Brief
Keep the pictures out of the copy and repeat the records exactly.

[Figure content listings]
= = = = = = =

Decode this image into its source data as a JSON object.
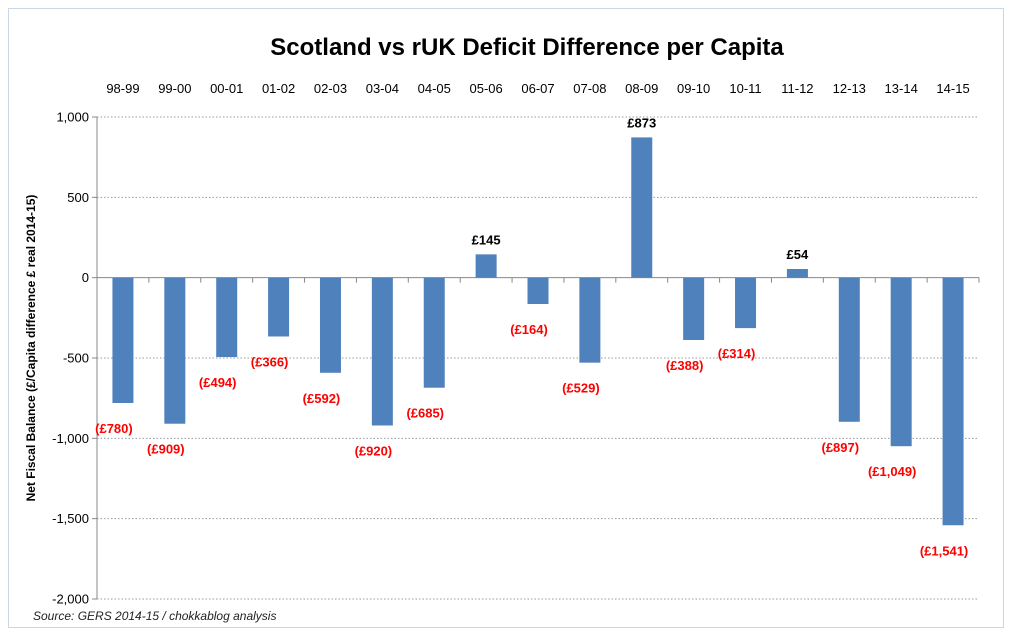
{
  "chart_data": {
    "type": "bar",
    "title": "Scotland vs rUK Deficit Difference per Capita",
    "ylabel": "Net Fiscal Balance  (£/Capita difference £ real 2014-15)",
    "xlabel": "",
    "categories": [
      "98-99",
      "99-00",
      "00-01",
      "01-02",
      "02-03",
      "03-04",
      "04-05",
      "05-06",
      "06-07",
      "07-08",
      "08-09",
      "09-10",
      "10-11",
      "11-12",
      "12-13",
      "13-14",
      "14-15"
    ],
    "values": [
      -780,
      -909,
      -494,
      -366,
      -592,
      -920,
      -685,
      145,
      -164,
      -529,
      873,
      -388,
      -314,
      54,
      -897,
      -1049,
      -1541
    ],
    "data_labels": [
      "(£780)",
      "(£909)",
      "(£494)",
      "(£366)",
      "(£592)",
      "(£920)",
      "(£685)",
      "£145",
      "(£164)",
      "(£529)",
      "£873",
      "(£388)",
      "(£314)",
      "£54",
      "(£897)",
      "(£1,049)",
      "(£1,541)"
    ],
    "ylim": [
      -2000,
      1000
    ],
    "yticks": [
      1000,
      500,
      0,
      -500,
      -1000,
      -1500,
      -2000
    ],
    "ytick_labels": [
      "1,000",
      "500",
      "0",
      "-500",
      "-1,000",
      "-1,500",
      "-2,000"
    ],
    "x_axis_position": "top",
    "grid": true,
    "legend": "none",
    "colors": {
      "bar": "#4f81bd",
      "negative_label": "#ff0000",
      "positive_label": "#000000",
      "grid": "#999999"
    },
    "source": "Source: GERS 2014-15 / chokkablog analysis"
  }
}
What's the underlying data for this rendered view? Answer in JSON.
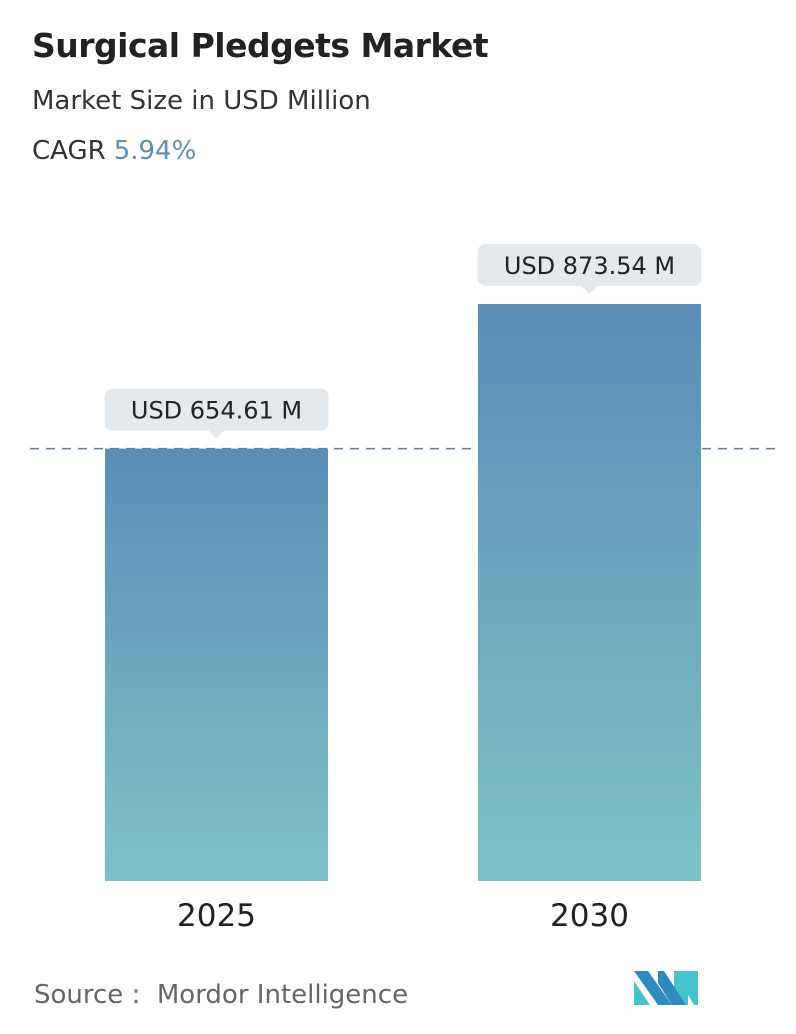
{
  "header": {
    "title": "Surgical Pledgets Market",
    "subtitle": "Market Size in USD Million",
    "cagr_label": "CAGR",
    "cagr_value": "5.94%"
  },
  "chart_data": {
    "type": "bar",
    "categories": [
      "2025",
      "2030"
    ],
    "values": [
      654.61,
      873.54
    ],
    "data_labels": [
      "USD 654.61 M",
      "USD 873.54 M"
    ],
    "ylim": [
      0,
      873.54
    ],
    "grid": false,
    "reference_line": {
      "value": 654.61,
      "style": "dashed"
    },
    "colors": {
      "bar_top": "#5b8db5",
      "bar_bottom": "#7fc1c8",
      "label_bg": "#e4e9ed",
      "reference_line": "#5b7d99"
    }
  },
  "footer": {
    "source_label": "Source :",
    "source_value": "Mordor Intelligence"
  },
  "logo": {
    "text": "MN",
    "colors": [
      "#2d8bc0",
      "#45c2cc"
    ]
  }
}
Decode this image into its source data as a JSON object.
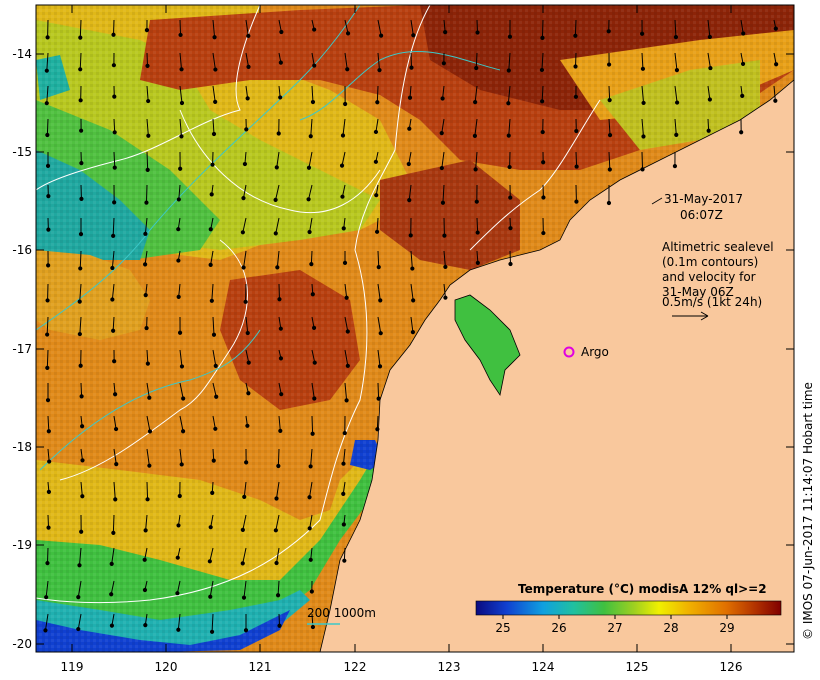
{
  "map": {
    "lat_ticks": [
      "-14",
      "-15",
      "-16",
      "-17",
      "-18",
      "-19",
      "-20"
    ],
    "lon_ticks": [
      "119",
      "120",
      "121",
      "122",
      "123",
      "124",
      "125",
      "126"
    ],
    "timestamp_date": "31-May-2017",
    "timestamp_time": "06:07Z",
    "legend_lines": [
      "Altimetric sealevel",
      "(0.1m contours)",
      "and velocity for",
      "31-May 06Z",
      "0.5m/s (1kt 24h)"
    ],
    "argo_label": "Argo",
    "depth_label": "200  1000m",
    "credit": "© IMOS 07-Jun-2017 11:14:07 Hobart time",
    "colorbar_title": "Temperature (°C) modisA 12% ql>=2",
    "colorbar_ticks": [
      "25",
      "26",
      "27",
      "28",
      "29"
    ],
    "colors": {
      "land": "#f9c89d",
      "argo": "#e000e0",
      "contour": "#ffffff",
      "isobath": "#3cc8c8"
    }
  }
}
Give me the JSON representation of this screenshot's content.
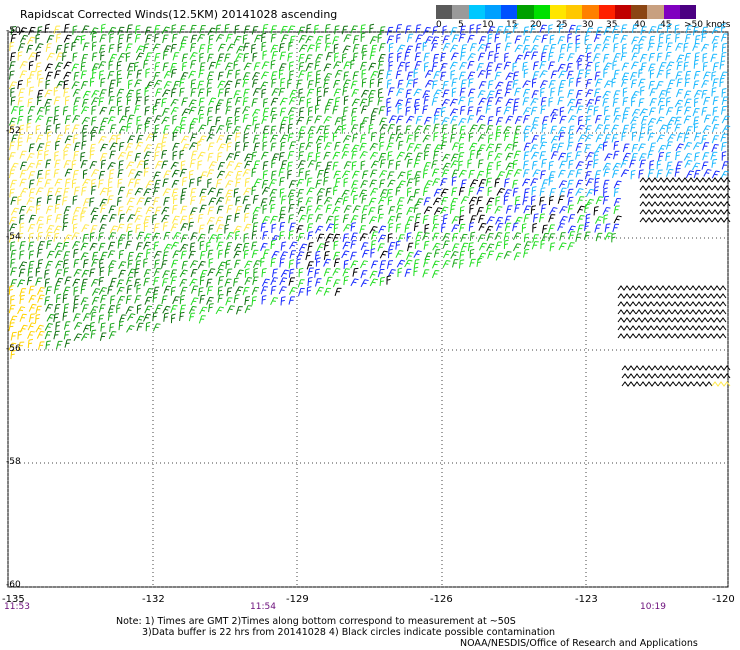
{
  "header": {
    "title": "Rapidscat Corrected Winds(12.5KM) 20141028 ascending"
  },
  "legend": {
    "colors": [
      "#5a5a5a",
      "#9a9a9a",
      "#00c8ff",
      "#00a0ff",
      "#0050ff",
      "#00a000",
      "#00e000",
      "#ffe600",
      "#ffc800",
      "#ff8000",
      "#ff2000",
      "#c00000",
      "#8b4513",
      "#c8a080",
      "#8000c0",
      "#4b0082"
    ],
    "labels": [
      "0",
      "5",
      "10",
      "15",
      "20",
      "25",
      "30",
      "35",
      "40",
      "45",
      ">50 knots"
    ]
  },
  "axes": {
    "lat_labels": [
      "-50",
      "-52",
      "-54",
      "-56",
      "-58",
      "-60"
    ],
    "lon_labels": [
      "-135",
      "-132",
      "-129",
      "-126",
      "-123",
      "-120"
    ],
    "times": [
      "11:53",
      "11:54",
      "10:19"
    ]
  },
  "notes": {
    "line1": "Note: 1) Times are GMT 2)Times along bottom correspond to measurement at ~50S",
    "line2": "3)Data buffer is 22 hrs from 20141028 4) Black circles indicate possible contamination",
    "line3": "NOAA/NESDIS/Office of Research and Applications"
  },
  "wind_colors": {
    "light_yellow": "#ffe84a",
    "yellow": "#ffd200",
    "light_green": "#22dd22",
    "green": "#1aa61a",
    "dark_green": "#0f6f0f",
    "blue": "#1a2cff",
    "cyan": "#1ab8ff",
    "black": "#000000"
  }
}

= = = = = = =

Solution for this exercise
Decode this image into its source data as a JSON object.
{
  "chart_data": {
    "type": "bar",
    "title": "Scotland vs rUK Deficit Difference per Capita",
    "ylabel": "Net Fiscal Balance  (£/Capita difference £ real 2014-15)",
    "xlabel": "",
    "categories": [
      "98-99",
      "99-00",
      "00-01",
      "01-02",
      "02-03",
      "03-04",
      "04-05",
      "05-06",
      "06-07",
      "07-08",
      "08-09",
      "09-10",
      "10-11",
      "11-12",
      "12-13",
      "13-14",
      "14-15"
    ],
    "values": [
      -780,
      -909,
      -494,
      -366,
      -592,
      -920,
      -685,
      145,
      -164,
      -529,
      873,
      -388,
      -314,
      54,
      -897,
      -1049,
      -1541
    ],
    "data_labels": [
      "(£780)",
      "(£909)",
      "(£494)",
      "(£366)",
      "(£592)",
      "(£920)",
      "(£685)",
      "£145",
      "(£164)",
      "(£529)",
      "£873",
      "(£388)",
      "(£314)",
      "£54",
      "(£897)",
      "(£1,049)",
      "(£1,541)"
    ],
    "ylim": [
      -2000,
      1000
    ],
    "yticks": [
      1000,
      500,
      0,
      -500,
      -1000,
      -1500,
      -2000
    ],
    "ytick_labels": [
      "1,000",
      "500",
      "0",
      "-500",
      "-1,000",
      "-1,500",
      "-2,000"
    ],
    "x_axis_position": "top",
    "grid": true,
    "legend": "none",
    "colors": {
      "bar": "#4f81bd",
      "negative_label": "#ff0000",
      "positive_label": "#000000",
      "grid": "#999999"
    },
    "source": "Source: GERS 2014-15 / chokkablog analysis"
  }
}
What's the underlying data for this rendered view? Answer in JSON.
{
  "header": {
    "title": "Surgical Pledgets Market",
    "subtitle": "Market Size in USD Million",
    "cagr_label": "CAGR",
    "cagr_value": "5.94%"
  },
  "chart_data": {
    "type": "bar",
    "categories": [
      "2025",
      "2030"
    ],
    "values": [
      654.61,
      873.54
    ],
    "data_labels": [
      "USD 654.61 M",
      "USD 873.54 M"
    ],
    "ylim": [
      0,
      873.54
    ],
    "grid": false,
    "reference_line": {
      "value": 654.61,
      "style": "dashed"
    },
    "colors": {
      "bar_top": "#5b8db5",
      "bar_bottom": "#7fc1c8",
      "label_bg": "#e4e9ed",
      "reference_line": "#5b7d99"
    }
  },
  "footer": {
    "source_label": "Source :",
    "source_value": "Mordor Intelligence"
  },
  "logo": {
    "text": "MN",
    "colors": [
      "#2d8bc0",
      "#45c2cc"
    ]
  }
}
Decode this image into its source data as a JSON object.
{
  "map": {
    "lat_ticks": [
      "-14",
      "-15",
      "-16",
      "-17",
      "-18",
      "-19",
      "-20"
    ],
    "lon_ticks": [
      "119",
      "120",
      "121",
      "122",
      "123",
      "124",
      "125",
      "126"
    ],
    "timestamp_date": "31-May-2017",
    "timestamp_time": "06:07Z",
    "legend_lines": [
      "Altimetric sealevel",
      "(0.1m contours)",
      "and velocity for",
      "31-May 06Z",
      "0.5m/s (1kt 24h)"
    ],
    "argo_label": "Argo",
    "depth_label": "200  1000m",
    "credit": "© IMOS 07-Jun-2017 11:14:07 Hobart time",
    "colorbar_title": "Temperature (°C) modisA 12% ql>=2",
    "colorbar_ticks": [
      "25",
      "26",
      "27",
      "28",
      "29"
    ],
    "colors": {
      "land": "#f9c89d",
      "argo": "#e000e0",
      "contour": "#ffffff",
      "isobath": "#3cc8c8"
    }
  }
}
Give me the JSON representation of this screenshot's content.
{
  "header": {
    "title": "Rapidscat Corrected Winds(12.5KM) 20141028 ascending"
  },
  "legend": {
    "colors": [
      "#5a5a5a",
      "#9a9a9a",
      "#00c8ff",
      "#00a0ff",
      "#0050ff",
      "#00a000",
      "#00e000",
      "#ffe600",
      "#ffc800",
      "#ff8000",
      "#ff2000",
      "#c00000",
      "#8b4513",
      "#c8a080",
      "#8000c0",
      "#4b0082"
    ],
    "labels": [
      "0",
      "5",
      "10",
      "15",
      "20",
      "25",
      "30",
      "35",
      "40",
      "45",
      ">50 knots"
    ]
  },
  "axes": {
    "lat_labels": [
      "-50",
      "-52",
      "-54",
      "-56",
      "-58",
      "-60"
    ],
    "lon_labels": [
      "-135",
      "-132",
      "-129",
      "-126",
      "-123",
      "-120"
    ],
    "times": [
      "11:53",
      "11:54",
      "10:19"
    ]
  },
  "notes": {
    "line1": "Note: 1) Times are GMT 2)Times along bottom correspond to measurement at ~50S",
    "line2": "3)Data buffer is 22 hrs from 20141028 4) Black circles indicate possible contamination",
    "line3": "NOAA/NESDIS/Office of Research and Applications"
  },
  "wind_colors": {
    "light_yellow": "#ffe84a",
    "yellow": "#ffd200",
    "light_green": "#22dd22",
    "green": "#1aa61a",
    "dark_green": "#0f6f0f",
    "blue": "#1a2cff",
    "cyan": "#1ab8ff",
    "black": "#000000"
  }
}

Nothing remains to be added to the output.